▸ Description of the task
Word for word, restate every line of the listing that follows.

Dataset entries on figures

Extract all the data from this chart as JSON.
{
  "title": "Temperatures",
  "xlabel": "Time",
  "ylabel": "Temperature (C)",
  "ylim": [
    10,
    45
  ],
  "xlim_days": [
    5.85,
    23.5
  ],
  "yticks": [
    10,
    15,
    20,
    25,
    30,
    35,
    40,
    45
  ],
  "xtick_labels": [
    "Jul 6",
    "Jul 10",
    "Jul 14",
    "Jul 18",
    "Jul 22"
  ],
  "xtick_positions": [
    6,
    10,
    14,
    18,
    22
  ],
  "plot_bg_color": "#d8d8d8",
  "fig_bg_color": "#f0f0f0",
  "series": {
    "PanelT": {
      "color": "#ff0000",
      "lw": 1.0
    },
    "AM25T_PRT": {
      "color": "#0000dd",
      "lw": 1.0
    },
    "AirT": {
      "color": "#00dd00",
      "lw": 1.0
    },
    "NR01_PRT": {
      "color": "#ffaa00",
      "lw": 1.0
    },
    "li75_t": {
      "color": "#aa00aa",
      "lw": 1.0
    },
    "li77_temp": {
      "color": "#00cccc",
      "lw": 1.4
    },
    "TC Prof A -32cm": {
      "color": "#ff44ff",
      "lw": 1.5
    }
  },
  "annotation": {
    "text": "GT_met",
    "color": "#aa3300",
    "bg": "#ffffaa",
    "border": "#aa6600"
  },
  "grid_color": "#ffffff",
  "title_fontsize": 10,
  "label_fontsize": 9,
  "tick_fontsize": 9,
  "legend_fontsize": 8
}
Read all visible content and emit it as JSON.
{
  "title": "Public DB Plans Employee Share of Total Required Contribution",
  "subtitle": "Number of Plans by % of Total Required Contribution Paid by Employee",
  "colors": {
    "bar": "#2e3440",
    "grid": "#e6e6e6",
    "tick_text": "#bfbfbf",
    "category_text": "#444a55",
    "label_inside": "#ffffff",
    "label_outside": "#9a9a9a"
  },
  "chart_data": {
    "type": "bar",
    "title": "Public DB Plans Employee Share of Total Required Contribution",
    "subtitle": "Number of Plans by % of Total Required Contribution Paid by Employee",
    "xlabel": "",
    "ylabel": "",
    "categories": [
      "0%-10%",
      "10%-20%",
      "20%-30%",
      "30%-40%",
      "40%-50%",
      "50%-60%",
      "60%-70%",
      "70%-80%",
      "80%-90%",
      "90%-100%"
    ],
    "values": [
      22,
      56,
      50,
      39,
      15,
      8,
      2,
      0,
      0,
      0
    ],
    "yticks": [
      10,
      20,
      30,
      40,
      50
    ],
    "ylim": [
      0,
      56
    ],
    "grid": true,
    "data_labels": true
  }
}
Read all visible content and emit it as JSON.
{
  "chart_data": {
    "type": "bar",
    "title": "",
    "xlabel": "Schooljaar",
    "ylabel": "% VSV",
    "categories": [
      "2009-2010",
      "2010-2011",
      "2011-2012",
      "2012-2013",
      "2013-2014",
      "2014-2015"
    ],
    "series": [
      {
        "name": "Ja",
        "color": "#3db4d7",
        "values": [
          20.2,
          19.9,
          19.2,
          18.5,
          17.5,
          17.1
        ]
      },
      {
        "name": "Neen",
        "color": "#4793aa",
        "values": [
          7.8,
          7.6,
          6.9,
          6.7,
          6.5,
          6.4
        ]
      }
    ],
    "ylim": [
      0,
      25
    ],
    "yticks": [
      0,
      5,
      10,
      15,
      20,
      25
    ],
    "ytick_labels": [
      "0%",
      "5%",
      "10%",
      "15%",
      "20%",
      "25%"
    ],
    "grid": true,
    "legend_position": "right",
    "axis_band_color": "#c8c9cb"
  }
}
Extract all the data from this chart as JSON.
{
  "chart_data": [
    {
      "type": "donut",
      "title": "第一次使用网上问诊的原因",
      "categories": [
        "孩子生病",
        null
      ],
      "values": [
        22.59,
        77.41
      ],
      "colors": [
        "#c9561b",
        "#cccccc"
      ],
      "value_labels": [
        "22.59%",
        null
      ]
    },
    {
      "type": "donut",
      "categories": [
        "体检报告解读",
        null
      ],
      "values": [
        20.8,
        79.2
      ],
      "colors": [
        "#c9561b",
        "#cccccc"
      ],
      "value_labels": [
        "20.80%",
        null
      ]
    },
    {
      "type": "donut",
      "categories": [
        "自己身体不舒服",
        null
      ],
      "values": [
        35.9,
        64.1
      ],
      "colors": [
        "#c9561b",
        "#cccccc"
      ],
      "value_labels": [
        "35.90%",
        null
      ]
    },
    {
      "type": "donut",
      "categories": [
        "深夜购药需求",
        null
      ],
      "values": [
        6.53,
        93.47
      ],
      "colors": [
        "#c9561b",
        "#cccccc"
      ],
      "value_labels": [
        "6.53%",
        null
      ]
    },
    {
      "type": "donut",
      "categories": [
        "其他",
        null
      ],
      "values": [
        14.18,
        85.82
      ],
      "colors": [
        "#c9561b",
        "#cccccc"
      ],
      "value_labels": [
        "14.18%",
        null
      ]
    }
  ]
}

▸ Solution to this exercise
Extract all the data from this chart as JSON.
{
  "title": "Temperatures",
  "xlabel": "Time",
  "ylabel": "Temperature (C)",
  "ylim": [
    10,
    45
  ],
  "xlim_days": [
    5.85,
    23.5
  ],
  "yticks": [
    10,
    15,
    20,
    25,
    30,
    35,
    40,
    45
  ],
  "xtick_labels": [
    "Jul 6",
    "Jul 10",
    "Jul 14",
    "Jul 18",
    "Jul 22"
  ],
  "xtick_positions": [
    6,
    10,
    14,
    18,
    22
  ],
  "plot_bg_color": "#d8d8d8",
  "fig_bg_color": "#f0f0f0",
  "series": {
    "PanelT": {
      "color": "#ff0000",
      "lw": 1.0
    },
    "AM25T_PRT": {
      "color": "#0000dd",
      "lw": 1.0
    },
    "AirT": {
      "color": "#00dd00",
      "lw": 1.0
    },
    "NR01_PRT": {
      "color": "#ffaa00",
      "lw": 1.0
    },
    "li75_t": {
      "color": "#aa00aa",
      "lw": 1.0
    },
    "li77_temp": {
      "color": "#00cccc",
      "lw": 1.4
    },
    "TC Prof A -32cm": {
      "color": "#ff44ff",
      "lw": 1.5
    }
  },
  "annotation": {
    "text": "GT_met",
    "color": "#aa3300",
    "bg": "#ffffaa",
    "border": "#aa6600"
  },
  "grid_color": "#ffffff",
  "title_fontsize": 10,
  "label_fontsize": 9,
  "tick_fontsize": 9,
  "legend_fontsize": 8
}
Read all visible content and emit it as JSON.
{
  "title": "Public DB Plans Employee Share of Total Required Contribution",
  "subtitle": "Number of Plans by % of Total Required Contribution Paid by Employee",
  "colors": {
    "bar": "#2e3440",
    "grid": "#e6e6e6",
    "tick_text": "#bfbfbf",
    "category_text": "#444a55",
    "label_inside": "#ffffff",
    "label_outside": "#9a9a9a"
  },
  "chart_data": {
    "type": "bar",
    "title": "Public DB Plans Employee Share of Total Required Contribution",
    "subtitle": "Number of Plans by % of Total Required Contribution Paid by Employee",
    "xlabel": "",
    "ylabel": "",
    "categories": [
      "0%-10%",
      "10%-20%",
      "20%-30%",
      "30%-40%",
      "40%-50%",
      "50%-60%",
      "60%-70%",
      "70%-80%",
      "80%-90%",
      "90%-100%"
    ],
    "values": [
      22,
      56,
      50,
      39,
      15,
      8,
      2,
      0,
      0,
      0
    ],
    "yticks": [
      10,
      20,
      30,
      40,
      50
    ],
    "ylim": [
      0,
      56
    ],
    "grid": true,
    "data_labels": true
  }
}
Read all visible content and emit it as JSON.
{
  "chart_data": {
    "type": "bar",
    "title": "",
    "xlabel": "Schooljaar",
    "ylabel": "% VSV",
    "categories": [
      "2009-2010",
      "2010-2011",
      "2011-2012",
      "2012-2013",
      "2013-2014",
      "2014-2015"
    ],
    "series": [
      {
        "name": "Ja",
        "color": "#3db4d7",
        "values": [
          20.2,
          19.9,
          19.2,
          18.5,
          17.5,
          17.1
        ]
      },
      {
        "name": "Neen",
        "color": "#4793aa",
        "values": [
          7.8,
          7.6,
          6.9,
          6.7,
          6.5,
          6.4
        ]
      }
    ],
    "ylim": [
      0,
      25
    ],
    "yticks": [
      0,
      5,
      10,
      15,
      20,
      25
    ],
    "ytick_labels": [
      "0%",
      "5%",
      "10%",
      "15%",
      "20%",
      "25%"
    ],
    "grid": true,
    "legend_position": "right",
    "axis_band_color": "#c8c9cb"
  }
}
Extract all the data from this chart as JSON.
{
  "chart_data": [
    {
      "type": "donut",
      "title": "第一次使用网上问诊的原因",
      "categories": [
        "孩子生病",
        null
      ],
      "values": [
        22.59,
        77.41
      ],
      "colors": [
        "#c9561b",
        "#cccccc"
      ],
      "value_labels": [
        "22.59%",
        null
      ]
    },
    {
      "type": "donut",
      "categories": [
        "体检报告解读",
        null
      ],
      "values": [
        20.8,
        79.2
      ],
      "colors": [
        "#c9561b",
        "#cccccc"
      ],
      "value_labels": [
        "20.80%",
        null
      ]
    },
    {
      "type": "donut",
      "categories": [
        "自己身体不舒服",
        null
      ],
      "values": [
        35.9,
        64.1
      ],
      "colors": [
        "#c9561b",
        "#cccccc"
      ],
      "value_labels": [
        "35.90%",
        null
      ]
    },
    {
      "type": "donut",
      "categories": [
        "深夜购药需求",
        null
      ],
      "values": [
        6.53,
        93.47
      ],
      "colors": [
        "#c9561b",
        "#cccccc"
      ],
      "value_labels": [
        "6.53%",
        null
      ]
    },
    {
      "type": "donut",
      "categories": [
        "其他",
        null
      ],
      "values": [
        14.18,
        85.82
      ],
      "colors": [
        "#c9561b",
        "#cccccc"
      ],
      "value_labels": [
        "14.18%",
        null
      ]
    }
  ]
}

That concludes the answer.